_Work to do:_
Quote the records that follow in full and exactly; leave out the pictures.

Entries with figure data:
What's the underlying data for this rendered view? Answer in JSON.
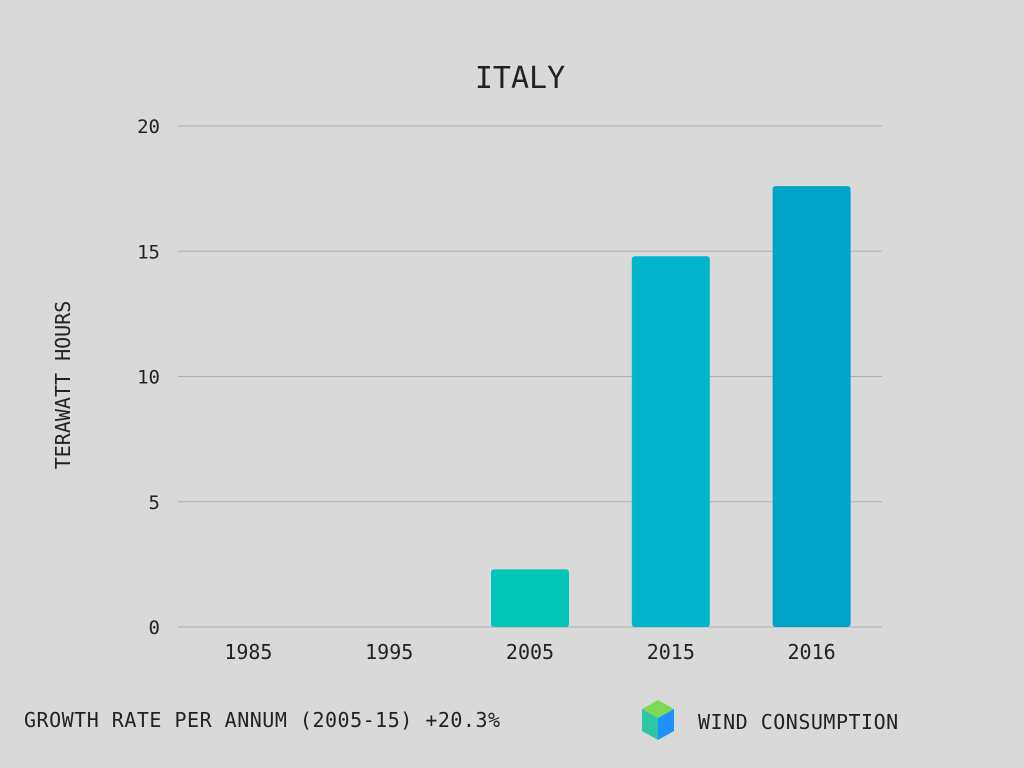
{
  "chart_data": {
    "type": "bar",
    "title": "ITALY",
    "xlabel": "",
    "ylabel": "TERAWATT HOURS",
    "categories": [
      "1985",
      "1995",
      "2005",
      "2015",
      "2016"
    ],
    "values": [
      0,
      0,
      2.3,
      14.8,
      17.6
    ],
    "bar_colors": [
      "#00c9b4",
      "#00c2b8",
      "#00c5b7",
      "#00b5cc",
      "#00a4c9"
    ],
    "ylim": [
      0,
      20
    ],
    "yticks": [
      0,
      5,
      10,
      15,
      20
    ],
    "grid": true,
    "series_name": "WIND CONSUMPTION"
  },
  "footer": {
    "growth_text": "GROWTH RATE PER ANNUM (2005-15) +20.3%"
  },
  "legend": {
    "label": "WIND CONSUMPTION",
    "icon": "cube-icon",
    "colors": {
      "top": "#7ed957",
      "left": "#2ec4a6",
      "right": "#1e90ff"
    }
  },
  "colors": {
    "background": "#d9d9d9",
    "gridline": "#b0b0b0",
    "text": "#222222"
  }
}
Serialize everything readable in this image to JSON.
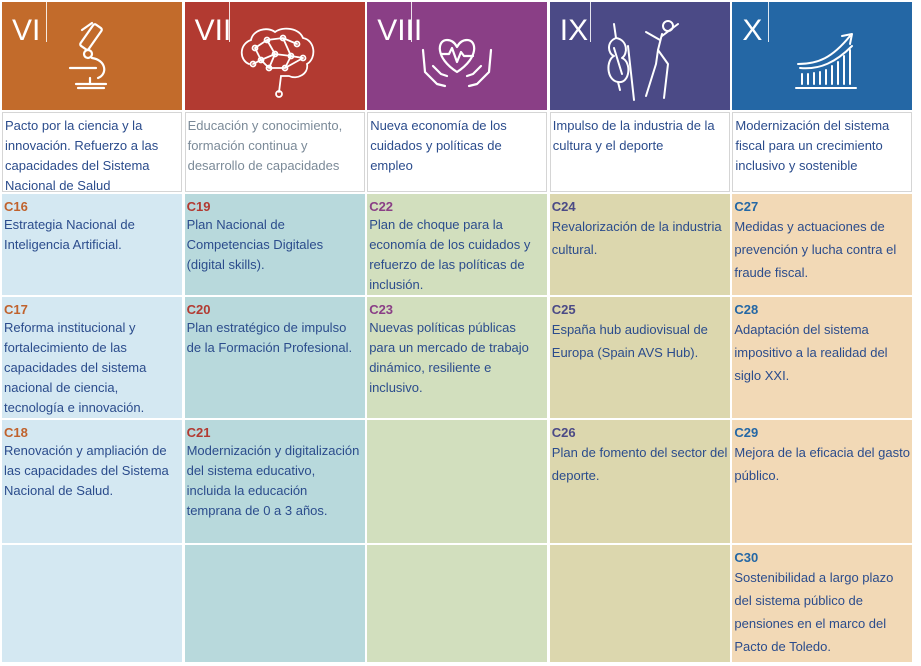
{
  "columns": [
    {
      "roman": "VI",
      "icon": "microscope-icon",
      "header_color": "#c26b2b",
      "description": "Pacto por la ciencia y la innovación. Refuerzo a las capacidades del Sistema Nacional de Salud",
      "description_color": "#2b4c8c",
      "code_color": "#c0622d",
      "cell_color": "#d4e8f2",
      "components": [
        {
          "code": "C16",
          "title": "Estrategia Nacional de Inteligencia Artificial."
        },
        {
          "code": "C17",
          "title": "Reforma institucional y fortalecimiento de las capacidades del sistema nacional de ciencia, tecnología e innovación."
        },
        {
          "code": "C18",
          "title": "Renovación y ampliación de las capacidades del Sistema Nacional de Salud."
        }
      ]
    },
    {
      "roman": "VII",
      "icon": "brain-network-icon",
      "header_color": "#b23a31",
      "description": "Educación y conocimiento, formación continua y desarrollo de capacidades",
      "description_color": "#7b8a98",
      "code_color": "#b23a31",
      "cell_color": "#b8d9dc",
      "components": [
        {
          "code": "C19",
          "title": "Plan Nacional de Competencias Digitales (digital skills)."
        },
        {
          "code": "C20",
          "title": "Plan estratégico de impulso de la Formación Profesional."
        },
        {
          "code": "C21",
          "title": "Modernización y digitalización del sistema educativo, incluida la educación temprana de 0 a 3 años."
        }
      ]
    },
    {
      "roman": "VIII",
      "icon": "hands-heart-icon",
      "header_color": "#8a3f86",
      "description": "Nueva economía de los cuidados y políticas de empleo",
      "description_color": "#2b4c8c",
      "code_color": "#8a3f86",
      "cell_color": "#d2dfbe",
      "components": [
        {
          "code": "C22",
          "title": "Plan de choque para la economía de los cuidados y refuerzo de las políticas de inclusión."
        },
        {
          "code": "C23",
          "title": "Nuevas políticas públicas para un mercado de trabajo dinámico, resiliente e inclusivo."
        }
      ]
    },
    {
      "roman": "IX",
      "icon": "violin-dancer-icon",
      "header_color": "#4b4a86",
      "description": "Impulso de la industria de la cultura y el deporte",
      "description_color": "#2b4c8c",
      "code_color": "#4b4a86",
      "cell_color": "#dcd7ae",
      "components": [
        {
          "code": "C24",
          "title": "Revalorización de la industria cultural."
        },
        {
          "code": "C25",
          "title": "España hub audiovisual de Europa (Spain AVS Hub)."
        },
        {
          "code": "C26",
          "title": "Plan de fomento del sector del deporte."
        }
      ]
    },
    {
      "roman": "X",
      "icon": "growth-chart-icon",
      "header_color": "#2467a5",
      "description": "Modernización del sistema fiscal para un crecimiento inclusivo y sostenible",
      "description_color": "#2b4c8c",
      "code_color": "#2467a5",
      "cell_color": "#f2d9b6",
      "components": [
        {
          "code": "C27",
          "title": "Medidas y actuaciones de prevención y lucha contra el fraude fiscal."
        },
        {
          "code": "C28",
          "title": "Adaptación del sistema impositivo a la realidad del siglo XXI."
        },
        {
          "code": "C29",
          "title": "Mejora de la eficacia del gasto público."
        },
        {
          "code": "C30",
          "title": "Sostenibilidad a largo plazo del sistema público de pensiones en el marco del Pacto de Toledo."
        }
      ]
    }
  ]
}
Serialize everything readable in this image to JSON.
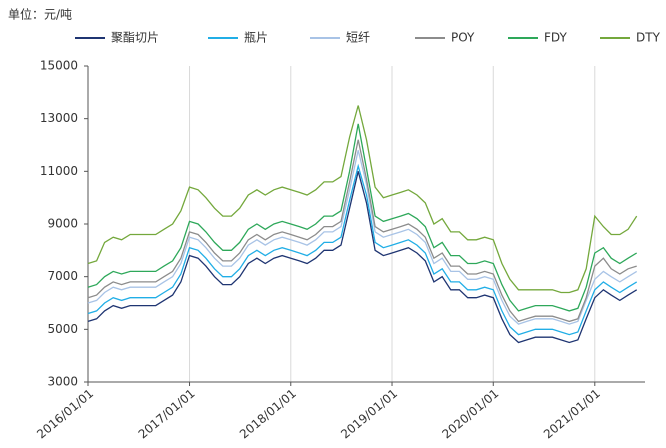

_Result:_
What's the underlying data for this rendered view? Answer in JSON.
{
  "chart_data": {
    "type": "bar",
    "title": "ITALY",
    "xlabel": "",
    "ylabel": "TERAWATT HOURS",
    "categories": [
      "1985",
      "1995",
      "2005",
      "2015",
      "2016"
    ],
    "values": [
      0,
      0,
      2.3,
      14.8,
      17.6
    ],
    "bar_colors": [
      "#00c9b4",
      "#00c2b8",
      "#00c5b7",
      "#00b5cc",
      "#00a4c9"
    ],
    "ylim": [
      0,
      20
    ],
    "yticks": [
      0,
      5,
      10,
      15,
      20
    ],
    "grid": true,
    "series_name": "WIND CONSUMPTION"
  },
  "footer": {
    "growth_text": "GROWTH RATE PER ANNUM (2005-15) +20.3%"
  },
  "legend": {
    "label": "WIND CONSUMPTION",
    "icon": "cube-icon",
    "colors": {
      "top": "#7ed957",
      "left": "#2ec4a6",
      "right": "#1e90ff"
    }
  },
  "colors": {
    "background": "#d9d9d9",
    "gridline": "#b0b0b0",
    "text": "#222222"
  }
}
Serialize everything readable in this image to JSON.
{
  "columns": [
    {
      "roman": "VI",
      "icon": "microscope-icon",
      "header_color": "#c26b2b",
      "description": "Pacto por la ciencia y la innovación. Refuerzo a las capacidades del Sistema Nacional de Salud",
      "description_color": "#2b4c8c",
      "code_color": "#c0622d",
      "cell_color": "#d4e8f2",
      "components": [
        {
          "code": "C16",
          "title": "Estrategia Nacional de Inteligencia Artificial."
        },
        {
          "code": "C17",
          "title": "Reforma institucional y fortalecimiento de las capacidades del sistema nacional de ciencia, tecnología e innovación."
        },
        {
          "code": "C18",
          "title": "Renovación y ampliación de las capacidades del Sistema Nacional de Salud."
        }
      ]
    },
    {
      "roman": "VII",
      "icon": "brain-network-icon",
      "header_color": "#b23a31",
      "description": "Educación y conocimiento, formación continua y desarrollo de capacidades",
      "description_color": "#7b8a98",
      "code_color": "#b23a31",
      "cell_color": "#b8d9dc",
      "components": [
        {
          "code": "C19",
          "title": "Plan Nacional de Competencias Digitales (digital skills)."
        },
        {
          "code": "C20",
          "title": "Plan estratégico de impulso de la Formación Profesional."
        },
        {
          "code": "C21",
          "title": "Modernización y digitalización del sistema educativo, incluida la educación temprana de 0 a 3 años."
        }
      ]
    },
    {
      "roman": "VIII",
      "icon": "hands-heart-icon",
      "header_color": "#8a3f86",
      "description": "Nueva economía de los cuidados y políticas de empleo",
      "description_color": "#2b4c8c",
      "code_color": "#8a3f86",
      "cell_color": "#d2dfbe",
      "components": [
        {
          "code": "C22",
          "title": "Plan de choque para la economía de los cuidados y refuerzo de las políticas de inclusión."
        },
        {
          "code": "C23",
          "title": "Nuevas políticas públicas para un mercado de trabajo dinámico, resiliente e inclusivo."
        }
      ]
    },
    {
      "roman": "IX",
      "icon": "violin-dancer-icon",
      "header_color": "#4b4a86",
      "description": "Impulso de la industria de la cultura y el deporte",
      "description_color": "#2b4c8c",
      "code_color": "#4b4a86",
      "cell_color": "#dcd7ae",
      "components": [
        {
          "code": "C24",
          "title": "Revalorización de la industria cultural."
        },
        {
          "code": "C25",
          "title": "España hub audiovisual de Europa (Spain AVS Hub)."
        },
        {
          "code": "C26",
          "title": "Plan de fomento del sector del deporte."
        }
      ]
    },
    {
      "roman": "X",
      "icon": "growth-chart-icon",
      "header_color": "#2467a5",
      "description": "Modernización del sistema fiscal para un crecimiento inclusivo y sostenible",
      "description_color": "#2b4c8c",
      "code_color": "#2467a5",
      "cell_color": "#f2d9b6",
      "components": [
        {
          "code": "C27",
          "title": "Medidas y actuaciones de prevención y lucha contra el fraude fiscal."
        },
        {
          "code": "C28",
          "title": "Adaptación del sistema impositivo a la realidad del siglo XXI."
        },
        {
          "code": "C29",
          "title": "Mejora de la eficacia del gasto público."
        },
        {
          "code": "C30",
          "title": "Sostenibilidad a largo plazo del sistema público de pensiones en el marco del Pacto de Toledo."
        }
      ]
    }
  ]
}
Serialize everything readable in this image to JSON.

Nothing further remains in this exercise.